INSTRUCTION:
Transcribe each record exactly. Include every one.

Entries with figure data
#####

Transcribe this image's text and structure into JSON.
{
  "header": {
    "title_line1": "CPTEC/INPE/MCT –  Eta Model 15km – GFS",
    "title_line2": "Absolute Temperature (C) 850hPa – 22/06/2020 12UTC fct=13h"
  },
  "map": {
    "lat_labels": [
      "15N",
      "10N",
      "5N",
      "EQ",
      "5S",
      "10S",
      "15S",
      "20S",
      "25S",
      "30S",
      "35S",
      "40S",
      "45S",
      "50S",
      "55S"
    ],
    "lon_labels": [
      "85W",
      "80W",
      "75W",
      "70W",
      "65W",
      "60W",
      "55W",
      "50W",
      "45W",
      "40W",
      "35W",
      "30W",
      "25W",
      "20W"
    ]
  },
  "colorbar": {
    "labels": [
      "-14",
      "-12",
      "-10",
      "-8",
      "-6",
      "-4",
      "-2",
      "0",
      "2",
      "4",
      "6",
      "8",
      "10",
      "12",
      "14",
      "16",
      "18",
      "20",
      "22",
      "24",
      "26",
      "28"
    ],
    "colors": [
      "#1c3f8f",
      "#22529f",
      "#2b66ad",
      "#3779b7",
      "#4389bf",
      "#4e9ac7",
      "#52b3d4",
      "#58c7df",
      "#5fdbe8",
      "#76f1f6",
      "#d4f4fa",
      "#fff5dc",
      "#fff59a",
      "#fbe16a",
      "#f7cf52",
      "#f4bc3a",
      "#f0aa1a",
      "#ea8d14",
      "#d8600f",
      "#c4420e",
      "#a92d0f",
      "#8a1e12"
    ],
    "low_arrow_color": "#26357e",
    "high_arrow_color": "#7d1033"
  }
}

#####

SOLUTION:
Transcribe this image's text and structure into JSON.
{
  "header": {
    "title_line1": "CPTEC/INPE/MCT –  Eta Model 15km – GFS",
    "title_line2": "Absolute Temperature (C) 850hPa – 22/06/2020 12UTC fct=13h"
  },
  "map": {
    "lat_labels": [
      "15N",
      "10N",
      "5N",
      "EQ",
      "5S",
      "10S",
      "15S",
      "20S",
      "25S",
      "30S",
      "35S",
      "40S",
      "45S",
      "50S",
      "55S"
    ],
    "lon_labels": [
      "85W",
      "80W",
      "75W",
      "70W",
      "65W",
      "60W",
      "55W",
      "50W",
      "45W",
      "40W",
      "35W",
      "30W",
      "25W",
      "20W"
    ]
  },
  "colorbar": {
    "labels": [
      "-14",
      "-12",
      "-10",
      "-8",
      "-6",
      "-4",
      "-2",
      "0",
      "2",
      "4",
      "6",
      "8",
      "10",
      "12",
      "14",
      "16",
      "18",
      "20",
      "22",
      "24",
      "26",
      "28"
    ],
    "colors": [
      "#1c3f8f",
      "#22529f",
      "#2b66ad",
      "#3779b7",
      "#4389bf",
      "#4e9ac7",
      "#52b3d4",
      "#58c7df",
      "#5fdbe8",
      "#76f1f6",
      "#d4f4fa",
      "#fff5dc",
      "#fff59a",
      "#fbe16a",
      "#f7cf52",
      "#f4bc3a",
      "#f0aa1a",
      "#ea8d14",
      "#d8600f",
      "#c4420e",
      "#a92d0f",
      "#8a1e12"
    ],
    "low_arrow_color": "#26357e",
    "high_arrow_color": "#7d1033"
  }
}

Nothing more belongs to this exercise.